#### PROBLEM STATEMENT
Below is a listing; write it out exactly and drop any images from it.

#### GIVEN DATA
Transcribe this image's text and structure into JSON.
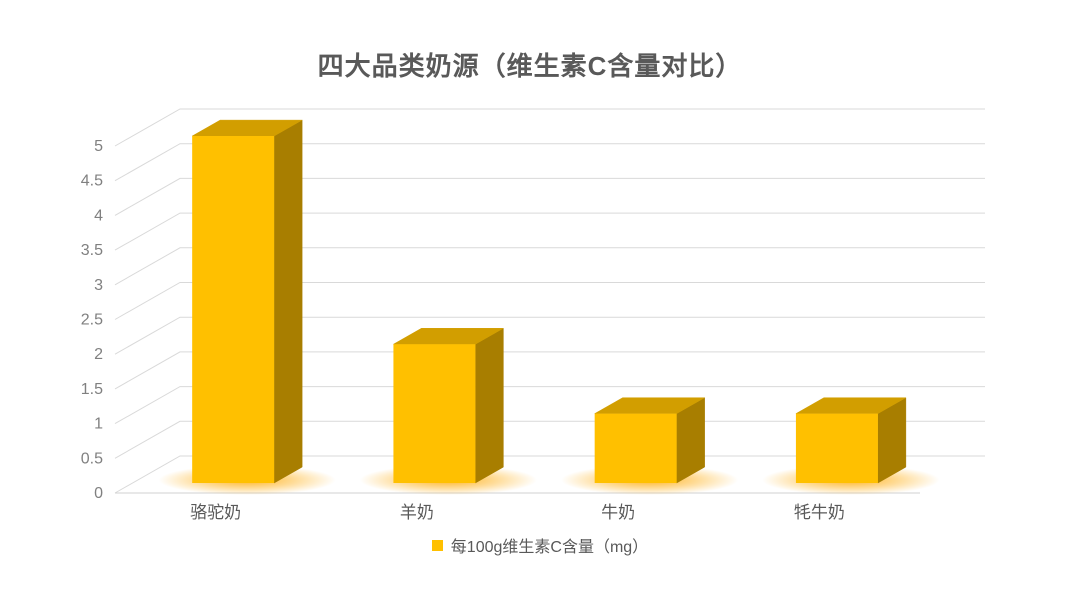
{
  "title": "四大品类奶源（维生素C含量对比）",
  "chart_data": {
    "type": "bar",
    "style": "3d-column",
    "title": "四大品类奶源（维生素C含量对比）",
    "categories": [
      "骆驼奶",
      "羊奶",
      "牛奶",
      "牦牛奶"
    ],
    "series": [
      {
        "name": "每100g维生素C含量（mg）",
        "values": [
          5,
          2,
          1,
          1
        ]
      }
    ],
    "xlabel": "",
    "ylabel": "",
    "ylim": [
      0,
      5
    ],
    "ytick_step": 0.5,
    "ytick_labels": [
      "0",
      "0.5",
      "1",
      "1.5",
      "2",
      "2.5",
      "3",
      "3.5",
      "4",
      "4.5",
      "5"
    ],
    "grid": true,
    "legend_position": "bottom",
    "colors": {
      "bar_front": "#FFC000",
      "bar_side": "#A87E00",
      "bar_top": "#D29E00",
      "glow": "#FFA800",
      "gridline": "#D9D9D9",
      "axis_line": "#D2D2D2",
      "tick_label": "#808080",
      "category_label": "#595959",
      "title": "#595959",
      "legend_text": "#595959"
    }
  },
  "legend": {
    "label": "每100g维生素C含量（mg）",
    "swatch_color": "#FFC000"
  }
}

#### SOLUTION TO THIS EXERCISE
Transcribe this image's text and structure into JSON.
{
  "title": "四大品类奶源（维生素C含量对比）",
  "chart_data": {
    "type": "bar",
    "style": "3d-column",
    "title": "四大品类奶源（维生素C含量对比）",
    "categories": [
      "骆驼奶",
      "羊奶",
      "牛奶",
      "牦牛奶"
    ],
    "series": [
      {
        "name": "每100g维生素C含量（mg）",
        "values": [
          5,
          2,
          1,
          1
        ]
      }
    ],
    "xlabel": "",
    "ylabel": "",
    "ylim": [
      0,
      5
    ],
    "ytick_step": 0.5,
    "ytick_labels": [
      "0",
      "0.5",
      "1",
      "1.5",
      "2",
      "2.5",
      "3",
      "3.5",
      "4",
      "4.5",
      "5"
    ],
    "grid": true,
    "legend_position": "bottom",
    "colors": {
      "bar_front": "#FFC000",
      "bar_side": "#A87E00",
      "bar_top": "#D29E00",
      "glow": "#FFA800",
      "gridline": "#D9D9D9",
      "axis_line": "#D2D2D2",
      "tick_label": "#808080",
      "category_label": "#595959",
      "title": "#595959",
      "legend_text": "#595959"
    }
  },
  "legend": {
    "label": "每100g维生素C含量（mg）",
    "swatch_color": "#FFC000"
  }
}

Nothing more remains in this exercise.